→ **Work to do**: Show all lines holding the string "type".

→ **Data for the task**:
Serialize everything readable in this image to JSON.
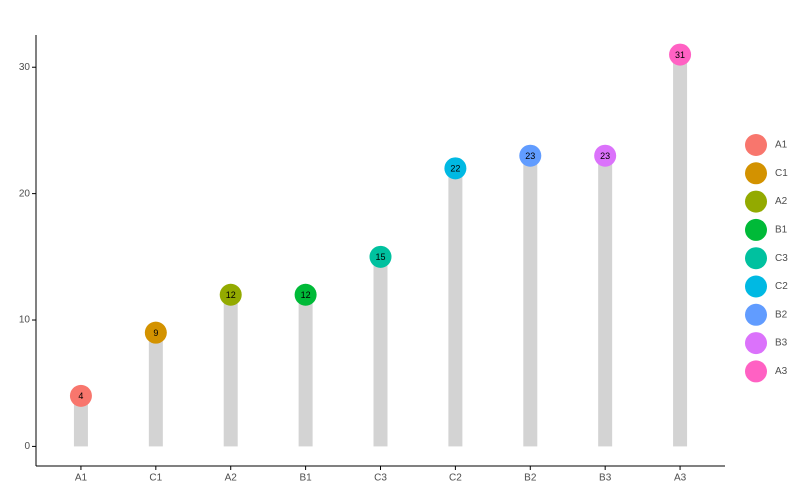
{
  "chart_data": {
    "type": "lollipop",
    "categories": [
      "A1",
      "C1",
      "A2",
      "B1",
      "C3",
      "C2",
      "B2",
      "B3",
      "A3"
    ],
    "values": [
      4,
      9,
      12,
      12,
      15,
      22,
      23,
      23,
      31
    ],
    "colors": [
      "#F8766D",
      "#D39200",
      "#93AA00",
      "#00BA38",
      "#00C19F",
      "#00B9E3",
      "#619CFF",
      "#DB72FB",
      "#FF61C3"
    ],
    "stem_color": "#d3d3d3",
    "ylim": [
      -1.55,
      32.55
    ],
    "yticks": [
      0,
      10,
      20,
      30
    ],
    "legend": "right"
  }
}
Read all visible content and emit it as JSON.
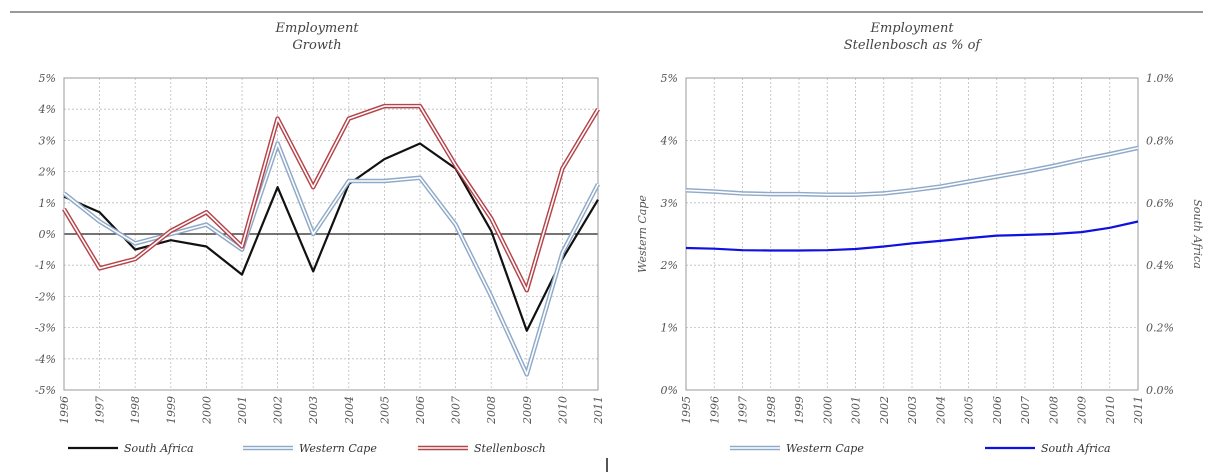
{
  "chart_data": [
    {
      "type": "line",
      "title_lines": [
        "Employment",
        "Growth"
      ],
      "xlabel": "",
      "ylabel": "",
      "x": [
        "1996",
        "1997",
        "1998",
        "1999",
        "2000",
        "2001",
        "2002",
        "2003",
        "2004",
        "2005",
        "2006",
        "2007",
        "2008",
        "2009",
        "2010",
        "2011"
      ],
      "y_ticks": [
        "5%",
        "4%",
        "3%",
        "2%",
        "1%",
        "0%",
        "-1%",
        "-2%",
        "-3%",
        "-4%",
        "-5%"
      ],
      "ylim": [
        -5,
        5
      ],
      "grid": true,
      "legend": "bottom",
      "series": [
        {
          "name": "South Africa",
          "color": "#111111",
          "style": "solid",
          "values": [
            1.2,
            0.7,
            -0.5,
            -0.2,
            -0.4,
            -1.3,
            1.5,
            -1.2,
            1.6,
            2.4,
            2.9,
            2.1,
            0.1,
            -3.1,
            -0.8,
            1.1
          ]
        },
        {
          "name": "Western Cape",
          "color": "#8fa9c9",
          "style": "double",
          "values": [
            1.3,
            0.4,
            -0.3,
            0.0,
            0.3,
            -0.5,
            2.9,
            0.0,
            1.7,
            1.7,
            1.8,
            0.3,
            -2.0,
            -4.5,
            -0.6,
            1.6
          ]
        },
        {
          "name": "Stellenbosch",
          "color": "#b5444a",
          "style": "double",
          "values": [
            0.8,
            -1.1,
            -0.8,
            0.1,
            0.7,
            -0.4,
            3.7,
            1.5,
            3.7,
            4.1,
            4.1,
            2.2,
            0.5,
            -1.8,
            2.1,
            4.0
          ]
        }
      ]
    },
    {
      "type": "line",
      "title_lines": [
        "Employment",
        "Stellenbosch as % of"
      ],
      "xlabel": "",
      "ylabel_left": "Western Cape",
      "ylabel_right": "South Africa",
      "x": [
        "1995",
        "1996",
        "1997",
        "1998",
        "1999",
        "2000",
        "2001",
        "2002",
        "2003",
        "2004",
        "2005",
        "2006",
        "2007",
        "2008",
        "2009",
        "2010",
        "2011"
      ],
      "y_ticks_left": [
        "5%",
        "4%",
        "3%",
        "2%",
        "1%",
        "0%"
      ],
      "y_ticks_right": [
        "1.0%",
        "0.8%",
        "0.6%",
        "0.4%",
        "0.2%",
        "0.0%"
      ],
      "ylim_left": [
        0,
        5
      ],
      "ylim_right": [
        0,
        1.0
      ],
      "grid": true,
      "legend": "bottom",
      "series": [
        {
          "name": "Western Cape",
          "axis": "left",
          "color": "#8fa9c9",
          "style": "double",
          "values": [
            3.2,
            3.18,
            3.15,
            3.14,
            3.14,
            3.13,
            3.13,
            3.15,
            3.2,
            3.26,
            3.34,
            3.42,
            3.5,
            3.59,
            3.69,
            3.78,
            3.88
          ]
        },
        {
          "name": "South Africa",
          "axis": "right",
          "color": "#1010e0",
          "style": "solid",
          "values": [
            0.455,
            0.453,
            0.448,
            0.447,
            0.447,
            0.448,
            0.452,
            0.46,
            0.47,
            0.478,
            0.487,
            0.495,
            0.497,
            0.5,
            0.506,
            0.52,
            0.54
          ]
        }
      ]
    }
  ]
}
...
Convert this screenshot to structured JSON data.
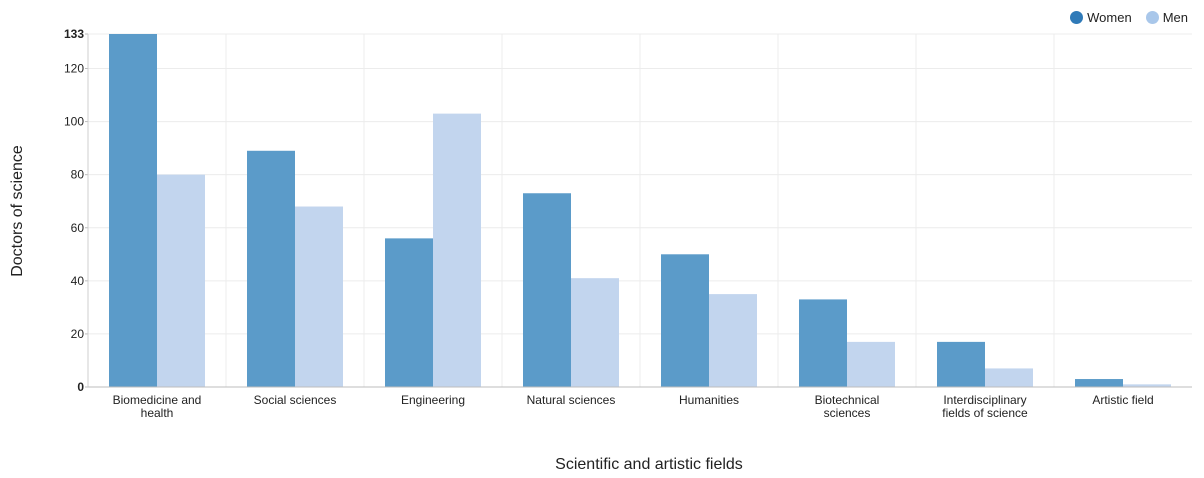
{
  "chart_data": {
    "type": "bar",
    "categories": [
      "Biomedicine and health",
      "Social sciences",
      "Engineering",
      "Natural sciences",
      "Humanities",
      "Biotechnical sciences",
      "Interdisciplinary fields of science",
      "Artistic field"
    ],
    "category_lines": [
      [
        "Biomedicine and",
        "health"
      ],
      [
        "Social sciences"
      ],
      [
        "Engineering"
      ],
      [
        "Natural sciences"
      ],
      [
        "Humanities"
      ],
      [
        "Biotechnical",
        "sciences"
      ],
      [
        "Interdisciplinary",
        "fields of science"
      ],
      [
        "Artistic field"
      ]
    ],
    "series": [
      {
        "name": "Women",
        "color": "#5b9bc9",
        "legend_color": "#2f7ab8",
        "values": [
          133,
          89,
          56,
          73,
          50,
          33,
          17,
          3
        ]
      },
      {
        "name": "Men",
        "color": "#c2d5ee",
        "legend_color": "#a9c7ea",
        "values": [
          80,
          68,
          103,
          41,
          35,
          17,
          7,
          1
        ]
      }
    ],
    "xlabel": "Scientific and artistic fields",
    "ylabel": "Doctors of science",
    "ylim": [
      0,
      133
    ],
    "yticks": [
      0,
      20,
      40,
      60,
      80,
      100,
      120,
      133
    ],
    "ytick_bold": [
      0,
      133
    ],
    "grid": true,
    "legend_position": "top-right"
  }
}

→ **Complete answer**:
    "type": "lollipop",
      "type": "line",
      "type": "line",
    "type": "bar",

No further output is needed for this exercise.